- **Work to do**: For this exercise, copy out each line of the material below that includes "области".

#### Entries shown

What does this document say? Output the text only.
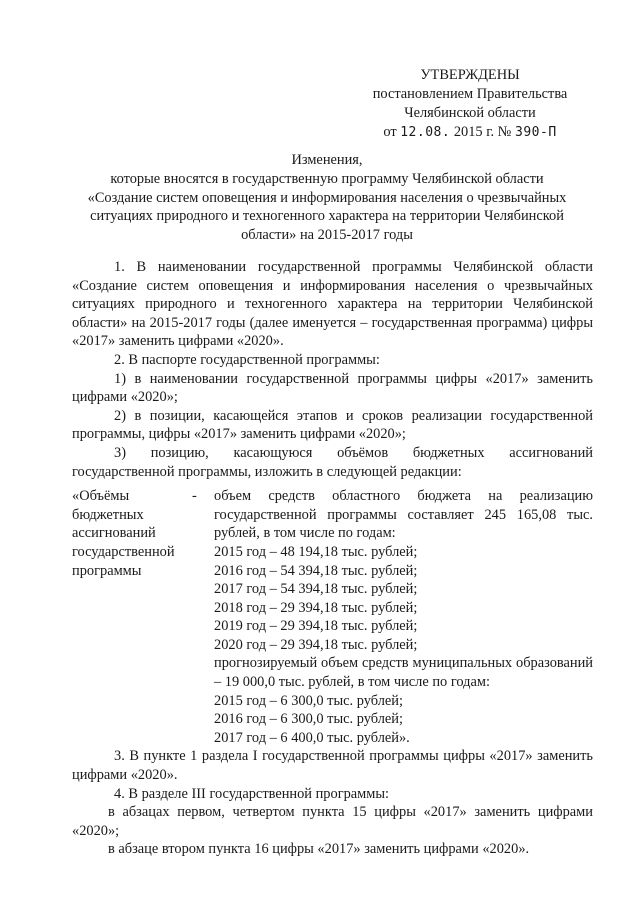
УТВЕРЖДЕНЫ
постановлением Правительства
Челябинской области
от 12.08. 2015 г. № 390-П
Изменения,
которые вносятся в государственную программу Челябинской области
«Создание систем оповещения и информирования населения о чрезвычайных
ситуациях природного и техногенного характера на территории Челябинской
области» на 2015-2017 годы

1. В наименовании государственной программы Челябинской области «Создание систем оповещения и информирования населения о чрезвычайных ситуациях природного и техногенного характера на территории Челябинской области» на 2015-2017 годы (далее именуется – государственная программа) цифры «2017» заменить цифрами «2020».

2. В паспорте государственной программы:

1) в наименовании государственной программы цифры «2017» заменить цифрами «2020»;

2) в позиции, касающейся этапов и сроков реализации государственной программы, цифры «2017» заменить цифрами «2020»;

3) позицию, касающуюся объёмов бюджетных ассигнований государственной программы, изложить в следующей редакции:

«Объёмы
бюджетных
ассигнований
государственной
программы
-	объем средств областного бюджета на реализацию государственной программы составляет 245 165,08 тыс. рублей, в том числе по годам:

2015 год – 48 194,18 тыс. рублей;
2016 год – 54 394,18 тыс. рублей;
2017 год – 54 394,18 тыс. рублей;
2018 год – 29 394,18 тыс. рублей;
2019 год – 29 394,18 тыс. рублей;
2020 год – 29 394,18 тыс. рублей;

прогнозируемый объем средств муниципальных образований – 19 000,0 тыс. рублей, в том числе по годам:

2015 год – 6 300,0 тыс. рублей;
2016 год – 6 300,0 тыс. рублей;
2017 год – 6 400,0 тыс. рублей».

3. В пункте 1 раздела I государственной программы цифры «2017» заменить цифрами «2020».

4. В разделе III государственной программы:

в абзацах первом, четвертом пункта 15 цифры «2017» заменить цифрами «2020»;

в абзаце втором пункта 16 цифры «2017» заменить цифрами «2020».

########
#### Entries shown

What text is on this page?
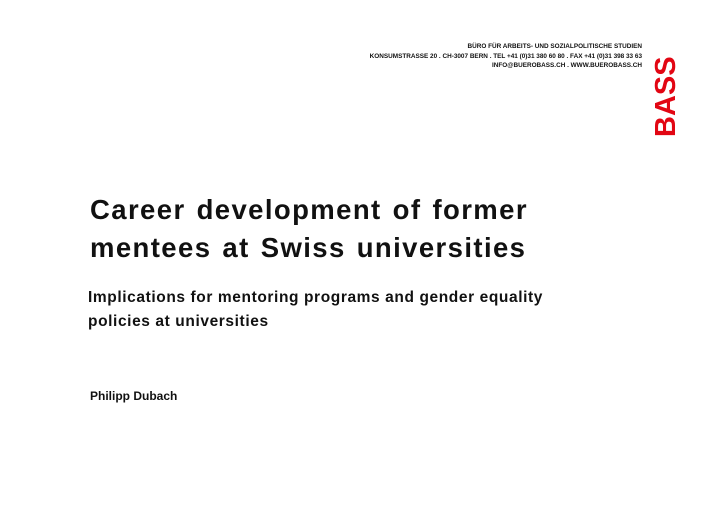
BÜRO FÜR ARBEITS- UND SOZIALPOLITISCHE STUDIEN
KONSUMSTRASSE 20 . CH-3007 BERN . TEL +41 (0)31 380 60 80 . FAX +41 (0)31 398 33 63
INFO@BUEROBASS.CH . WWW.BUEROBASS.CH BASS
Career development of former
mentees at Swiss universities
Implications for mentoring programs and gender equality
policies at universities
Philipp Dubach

########
#### Entries shown

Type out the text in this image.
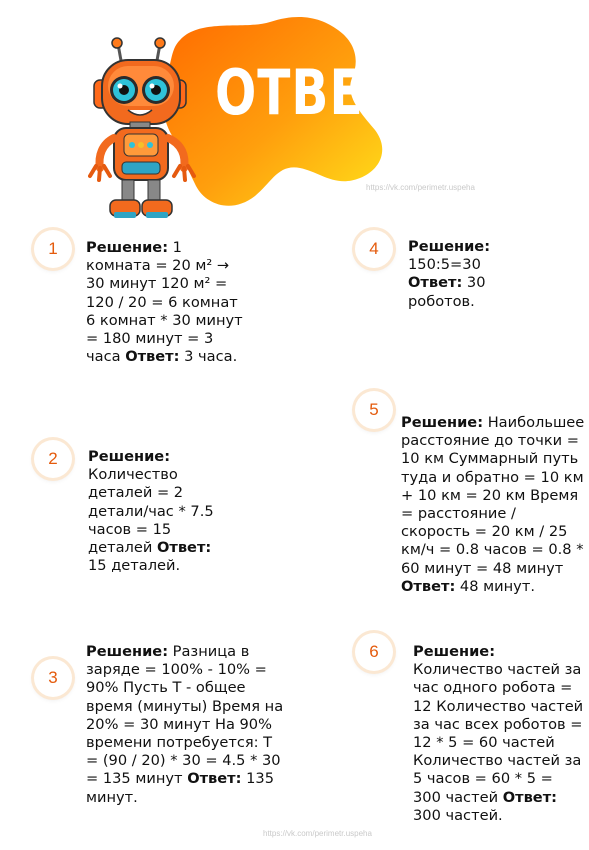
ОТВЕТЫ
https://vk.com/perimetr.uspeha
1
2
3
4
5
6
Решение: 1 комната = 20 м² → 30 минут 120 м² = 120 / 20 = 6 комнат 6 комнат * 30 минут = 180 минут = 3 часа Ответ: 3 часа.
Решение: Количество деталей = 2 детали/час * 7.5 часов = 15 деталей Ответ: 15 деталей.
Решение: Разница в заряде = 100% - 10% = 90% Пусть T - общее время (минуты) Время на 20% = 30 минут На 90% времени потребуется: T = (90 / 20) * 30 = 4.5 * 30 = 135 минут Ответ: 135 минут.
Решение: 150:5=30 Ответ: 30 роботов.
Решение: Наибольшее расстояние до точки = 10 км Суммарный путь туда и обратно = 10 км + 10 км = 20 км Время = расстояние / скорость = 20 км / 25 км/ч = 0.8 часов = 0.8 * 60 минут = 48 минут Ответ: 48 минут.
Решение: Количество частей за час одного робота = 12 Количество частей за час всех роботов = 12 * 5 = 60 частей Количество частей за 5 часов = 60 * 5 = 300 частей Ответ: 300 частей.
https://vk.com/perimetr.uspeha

########

- **Complete output**:
Челябинской области
которые вносятся в государственную программу Челябинской области
области» на 2015-2017 годы
1. В наименовании государственной программы Челябинской области «Создание систем оповещения и информирования населения о чрезвычайных ситуациях природного и техногенного характера на территории Челябинской области» на 2015-2017 годы (далее именуется – государственная программа) цифры «2017» заменить цифрами «2020».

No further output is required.